Identify each row below that contains the string "detect" and copy every such row in full. Case counts, so a match must have the same capitalization.
######
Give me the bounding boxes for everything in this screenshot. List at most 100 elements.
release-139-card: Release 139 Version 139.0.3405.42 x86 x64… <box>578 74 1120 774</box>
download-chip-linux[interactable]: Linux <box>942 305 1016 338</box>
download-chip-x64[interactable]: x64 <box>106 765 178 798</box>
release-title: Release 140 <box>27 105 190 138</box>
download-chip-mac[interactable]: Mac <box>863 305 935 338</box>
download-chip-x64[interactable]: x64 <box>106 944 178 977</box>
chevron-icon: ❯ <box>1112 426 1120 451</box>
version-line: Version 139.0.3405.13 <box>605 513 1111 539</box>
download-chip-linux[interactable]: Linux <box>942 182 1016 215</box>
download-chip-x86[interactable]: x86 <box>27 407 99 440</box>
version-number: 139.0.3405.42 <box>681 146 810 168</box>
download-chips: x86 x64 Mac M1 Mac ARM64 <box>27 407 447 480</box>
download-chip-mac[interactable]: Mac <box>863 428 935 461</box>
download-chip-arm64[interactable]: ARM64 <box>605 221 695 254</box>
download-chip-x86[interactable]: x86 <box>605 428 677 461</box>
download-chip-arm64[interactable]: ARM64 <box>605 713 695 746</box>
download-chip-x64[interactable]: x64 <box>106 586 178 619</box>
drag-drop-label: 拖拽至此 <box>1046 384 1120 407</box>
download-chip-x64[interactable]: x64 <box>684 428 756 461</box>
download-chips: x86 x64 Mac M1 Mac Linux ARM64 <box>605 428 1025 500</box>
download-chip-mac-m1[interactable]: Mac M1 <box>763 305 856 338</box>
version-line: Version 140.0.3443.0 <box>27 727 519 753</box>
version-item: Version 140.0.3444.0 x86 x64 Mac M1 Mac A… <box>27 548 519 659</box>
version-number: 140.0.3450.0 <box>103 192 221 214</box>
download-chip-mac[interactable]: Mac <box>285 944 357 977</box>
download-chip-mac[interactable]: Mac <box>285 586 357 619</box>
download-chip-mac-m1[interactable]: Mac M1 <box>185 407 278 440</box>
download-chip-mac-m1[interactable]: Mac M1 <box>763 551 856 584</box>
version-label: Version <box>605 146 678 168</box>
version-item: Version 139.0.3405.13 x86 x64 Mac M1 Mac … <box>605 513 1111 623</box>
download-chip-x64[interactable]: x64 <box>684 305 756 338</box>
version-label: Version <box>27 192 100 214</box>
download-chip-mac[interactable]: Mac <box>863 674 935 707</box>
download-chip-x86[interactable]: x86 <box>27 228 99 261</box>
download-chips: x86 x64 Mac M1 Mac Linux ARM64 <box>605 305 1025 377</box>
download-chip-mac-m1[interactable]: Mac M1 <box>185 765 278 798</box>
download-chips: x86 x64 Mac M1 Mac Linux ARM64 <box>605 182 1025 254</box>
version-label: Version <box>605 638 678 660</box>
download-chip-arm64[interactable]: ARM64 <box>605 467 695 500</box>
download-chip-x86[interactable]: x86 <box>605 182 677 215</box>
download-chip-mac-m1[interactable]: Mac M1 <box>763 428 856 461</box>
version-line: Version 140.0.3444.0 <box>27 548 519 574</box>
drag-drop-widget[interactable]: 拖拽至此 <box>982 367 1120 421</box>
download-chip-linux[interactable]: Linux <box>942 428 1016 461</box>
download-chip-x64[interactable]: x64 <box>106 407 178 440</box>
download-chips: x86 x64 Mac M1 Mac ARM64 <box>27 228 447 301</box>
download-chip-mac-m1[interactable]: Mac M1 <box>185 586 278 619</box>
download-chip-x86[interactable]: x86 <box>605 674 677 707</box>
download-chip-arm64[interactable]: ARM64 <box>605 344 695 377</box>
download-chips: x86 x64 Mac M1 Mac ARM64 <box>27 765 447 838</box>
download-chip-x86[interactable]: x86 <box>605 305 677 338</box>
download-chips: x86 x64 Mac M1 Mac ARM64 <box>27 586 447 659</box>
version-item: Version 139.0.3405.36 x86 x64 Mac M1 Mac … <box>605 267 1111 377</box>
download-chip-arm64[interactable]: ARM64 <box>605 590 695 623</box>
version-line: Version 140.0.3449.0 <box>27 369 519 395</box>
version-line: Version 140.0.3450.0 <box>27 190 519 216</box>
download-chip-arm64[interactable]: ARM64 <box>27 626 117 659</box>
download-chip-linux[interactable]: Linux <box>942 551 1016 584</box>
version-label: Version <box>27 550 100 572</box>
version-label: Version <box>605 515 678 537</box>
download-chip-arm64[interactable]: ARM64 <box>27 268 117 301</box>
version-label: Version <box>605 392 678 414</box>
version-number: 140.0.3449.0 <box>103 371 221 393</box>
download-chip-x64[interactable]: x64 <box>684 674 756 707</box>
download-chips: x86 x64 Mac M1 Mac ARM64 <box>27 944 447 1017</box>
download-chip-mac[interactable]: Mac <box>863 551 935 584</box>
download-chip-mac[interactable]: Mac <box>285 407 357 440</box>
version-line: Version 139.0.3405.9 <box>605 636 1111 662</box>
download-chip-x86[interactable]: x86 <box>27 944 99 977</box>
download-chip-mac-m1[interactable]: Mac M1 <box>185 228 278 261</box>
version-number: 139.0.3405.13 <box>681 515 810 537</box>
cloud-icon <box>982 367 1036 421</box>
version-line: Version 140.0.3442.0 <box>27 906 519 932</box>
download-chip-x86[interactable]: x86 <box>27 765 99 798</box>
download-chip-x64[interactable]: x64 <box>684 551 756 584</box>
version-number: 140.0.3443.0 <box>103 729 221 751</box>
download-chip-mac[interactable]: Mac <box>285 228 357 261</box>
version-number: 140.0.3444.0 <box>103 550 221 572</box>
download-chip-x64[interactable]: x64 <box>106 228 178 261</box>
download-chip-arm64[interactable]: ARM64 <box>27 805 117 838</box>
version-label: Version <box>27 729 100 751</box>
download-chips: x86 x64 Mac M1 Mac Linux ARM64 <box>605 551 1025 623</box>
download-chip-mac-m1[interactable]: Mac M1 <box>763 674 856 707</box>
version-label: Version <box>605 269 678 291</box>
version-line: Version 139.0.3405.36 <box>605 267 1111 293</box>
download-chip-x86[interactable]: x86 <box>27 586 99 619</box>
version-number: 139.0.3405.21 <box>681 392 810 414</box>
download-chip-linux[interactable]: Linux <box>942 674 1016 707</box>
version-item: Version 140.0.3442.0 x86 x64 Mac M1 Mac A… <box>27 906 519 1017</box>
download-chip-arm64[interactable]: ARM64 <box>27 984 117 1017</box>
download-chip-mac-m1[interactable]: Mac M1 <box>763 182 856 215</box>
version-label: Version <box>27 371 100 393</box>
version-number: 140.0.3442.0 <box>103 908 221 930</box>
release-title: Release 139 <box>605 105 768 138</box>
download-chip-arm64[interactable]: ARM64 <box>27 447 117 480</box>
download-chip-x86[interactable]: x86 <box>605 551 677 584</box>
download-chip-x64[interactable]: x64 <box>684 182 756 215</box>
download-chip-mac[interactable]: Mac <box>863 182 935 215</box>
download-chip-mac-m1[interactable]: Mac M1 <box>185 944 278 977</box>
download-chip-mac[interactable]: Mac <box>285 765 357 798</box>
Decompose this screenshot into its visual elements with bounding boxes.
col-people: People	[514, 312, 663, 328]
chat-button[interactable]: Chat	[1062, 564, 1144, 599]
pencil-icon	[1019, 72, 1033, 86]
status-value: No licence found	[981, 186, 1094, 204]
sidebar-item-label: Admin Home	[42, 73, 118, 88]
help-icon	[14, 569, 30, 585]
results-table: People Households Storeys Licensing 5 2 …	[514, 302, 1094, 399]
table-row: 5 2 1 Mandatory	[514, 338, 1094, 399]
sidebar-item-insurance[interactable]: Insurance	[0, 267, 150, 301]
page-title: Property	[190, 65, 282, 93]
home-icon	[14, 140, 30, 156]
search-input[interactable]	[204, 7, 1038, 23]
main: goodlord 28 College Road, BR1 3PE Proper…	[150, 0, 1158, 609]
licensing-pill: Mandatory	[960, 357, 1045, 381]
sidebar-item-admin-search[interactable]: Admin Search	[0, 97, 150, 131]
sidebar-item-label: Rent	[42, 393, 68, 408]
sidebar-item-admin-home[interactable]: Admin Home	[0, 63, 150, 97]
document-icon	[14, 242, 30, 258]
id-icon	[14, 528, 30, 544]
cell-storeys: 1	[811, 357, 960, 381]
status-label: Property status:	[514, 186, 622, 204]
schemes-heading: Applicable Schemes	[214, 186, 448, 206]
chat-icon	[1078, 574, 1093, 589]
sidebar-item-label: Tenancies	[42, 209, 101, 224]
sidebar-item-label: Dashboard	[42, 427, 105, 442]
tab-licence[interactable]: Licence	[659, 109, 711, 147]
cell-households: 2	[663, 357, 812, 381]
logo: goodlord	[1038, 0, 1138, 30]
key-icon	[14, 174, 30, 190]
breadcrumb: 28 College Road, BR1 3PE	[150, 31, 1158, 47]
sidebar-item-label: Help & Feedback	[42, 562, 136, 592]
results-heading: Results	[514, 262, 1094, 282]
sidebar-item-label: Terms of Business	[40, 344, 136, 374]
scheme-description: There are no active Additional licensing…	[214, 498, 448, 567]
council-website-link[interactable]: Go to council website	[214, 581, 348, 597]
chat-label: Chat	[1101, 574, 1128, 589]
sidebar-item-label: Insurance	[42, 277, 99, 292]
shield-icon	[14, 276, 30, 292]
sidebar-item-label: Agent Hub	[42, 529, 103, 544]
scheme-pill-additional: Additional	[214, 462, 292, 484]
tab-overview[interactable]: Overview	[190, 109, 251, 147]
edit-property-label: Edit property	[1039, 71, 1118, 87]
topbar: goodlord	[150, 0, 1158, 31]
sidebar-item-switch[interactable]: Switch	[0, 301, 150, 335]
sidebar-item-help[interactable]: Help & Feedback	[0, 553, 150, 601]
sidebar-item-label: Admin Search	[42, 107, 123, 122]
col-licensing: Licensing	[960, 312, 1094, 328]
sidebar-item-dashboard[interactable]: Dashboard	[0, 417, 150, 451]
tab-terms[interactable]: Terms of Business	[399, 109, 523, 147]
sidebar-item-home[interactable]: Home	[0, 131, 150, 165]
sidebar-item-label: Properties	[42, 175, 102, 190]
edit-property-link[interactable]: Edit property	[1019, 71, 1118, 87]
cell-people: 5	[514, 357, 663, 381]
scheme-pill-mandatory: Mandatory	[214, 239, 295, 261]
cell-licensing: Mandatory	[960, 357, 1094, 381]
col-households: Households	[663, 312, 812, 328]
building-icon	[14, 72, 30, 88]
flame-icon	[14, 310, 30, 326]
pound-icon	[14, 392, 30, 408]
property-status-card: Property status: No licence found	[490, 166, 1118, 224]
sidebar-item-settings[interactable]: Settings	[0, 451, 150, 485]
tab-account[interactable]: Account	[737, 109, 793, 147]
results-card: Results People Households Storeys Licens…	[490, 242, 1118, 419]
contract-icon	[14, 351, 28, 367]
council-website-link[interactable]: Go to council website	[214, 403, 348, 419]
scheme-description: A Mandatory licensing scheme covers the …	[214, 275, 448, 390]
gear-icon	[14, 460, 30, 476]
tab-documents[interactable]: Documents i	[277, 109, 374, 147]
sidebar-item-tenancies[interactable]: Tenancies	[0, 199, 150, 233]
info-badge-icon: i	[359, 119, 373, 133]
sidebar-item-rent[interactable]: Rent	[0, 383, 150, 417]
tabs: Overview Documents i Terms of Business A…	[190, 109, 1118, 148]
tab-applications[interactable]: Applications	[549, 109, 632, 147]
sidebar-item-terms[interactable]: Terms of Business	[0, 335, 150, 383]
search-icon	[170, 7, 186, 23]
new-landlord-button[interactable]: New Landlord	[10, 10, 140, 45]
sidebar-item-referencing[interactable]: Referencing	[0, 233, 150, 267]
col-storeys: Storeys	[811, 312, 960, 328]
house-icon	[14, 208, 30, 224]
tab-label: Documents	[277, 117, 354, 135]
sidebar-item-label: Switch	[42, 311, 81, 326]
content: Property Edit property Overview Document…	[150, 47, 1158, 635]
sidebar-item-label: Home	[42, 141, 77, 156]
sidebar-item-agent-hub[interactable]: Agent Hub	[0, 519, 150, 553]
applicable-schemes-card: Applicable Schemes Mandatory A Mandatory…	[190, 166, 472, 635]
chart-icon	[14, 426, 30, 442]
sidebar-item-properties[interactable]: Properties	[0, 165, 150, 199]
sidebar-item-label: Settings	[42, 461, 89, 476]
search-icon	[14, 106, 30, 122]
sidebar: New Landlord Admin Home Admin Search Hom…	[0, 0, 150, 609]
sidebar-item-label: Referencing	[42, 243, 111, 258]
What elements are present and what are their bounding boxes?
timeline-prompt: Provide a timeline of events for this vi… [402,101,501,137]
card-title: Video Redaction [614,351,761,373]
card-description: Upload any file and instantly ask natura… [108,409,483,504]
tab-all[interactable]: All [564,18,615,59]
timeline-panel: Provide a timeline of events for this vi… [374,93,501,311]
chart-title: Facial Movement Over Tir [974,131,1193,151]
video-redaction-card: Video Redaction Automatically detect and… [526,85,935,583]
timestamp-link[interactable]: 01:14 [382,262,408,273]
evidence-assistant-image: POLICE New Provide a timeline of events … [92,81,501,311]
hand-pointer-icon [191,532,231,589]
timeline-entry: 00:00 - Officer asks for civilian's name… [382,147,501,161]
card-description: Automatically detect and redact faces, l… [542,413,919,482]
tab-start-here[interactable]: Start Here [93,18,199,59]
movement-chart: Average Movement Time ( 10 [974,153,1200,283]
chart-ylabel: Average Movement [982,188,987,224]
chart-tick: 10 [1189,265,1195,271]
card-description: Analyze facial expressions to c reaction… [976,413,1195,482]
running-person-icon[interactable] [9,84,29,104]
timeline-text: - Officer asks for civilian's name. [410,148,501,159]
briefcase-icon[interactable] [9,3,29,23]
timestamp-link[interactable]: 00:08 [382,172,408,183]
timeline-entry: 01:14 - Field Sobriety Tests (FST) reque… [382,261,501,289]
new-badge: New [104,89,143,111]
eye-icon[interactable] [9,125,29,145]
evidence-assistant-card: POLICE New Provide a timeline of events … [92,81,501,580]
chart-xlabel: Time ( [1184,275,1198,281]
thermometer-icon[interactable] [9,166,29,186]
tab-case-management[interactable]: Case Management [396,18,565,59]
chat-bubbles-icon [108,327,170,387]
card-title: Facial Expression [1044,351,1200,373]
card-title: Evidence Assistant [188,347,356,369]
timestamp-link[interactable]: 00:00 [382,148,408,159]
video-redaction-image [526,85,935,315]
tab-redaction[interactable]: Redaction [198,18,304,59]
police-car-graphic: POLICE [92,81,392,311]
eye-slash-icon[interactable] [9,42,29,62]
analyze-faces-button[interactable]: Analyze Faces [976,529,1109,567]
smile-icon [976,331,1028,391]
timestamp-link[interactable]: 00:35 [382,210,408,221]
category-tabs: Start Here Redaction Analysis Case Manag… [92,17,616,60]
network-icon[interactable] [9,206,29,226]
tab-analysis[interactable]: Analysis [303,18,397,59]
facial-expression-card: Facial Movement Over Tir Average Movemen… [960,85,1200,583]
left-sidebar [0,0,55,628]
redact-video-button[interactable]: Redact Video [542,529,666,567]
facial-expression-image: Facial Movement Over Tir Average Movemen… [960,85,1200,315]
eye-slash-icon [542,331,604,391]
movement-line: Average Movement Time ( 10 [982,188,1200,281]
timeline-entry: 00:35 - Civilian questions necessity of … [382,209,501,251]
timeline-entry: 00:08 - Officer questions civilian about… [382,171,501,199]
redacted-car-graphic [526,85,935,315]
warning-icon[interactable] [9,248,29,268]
######
__Finished answer__.
video-redaction-card: Video Redaction Automatically detect and… [526,85,935,583]
card-description: Automatically detect and redact faces, l… [542,413,919,482]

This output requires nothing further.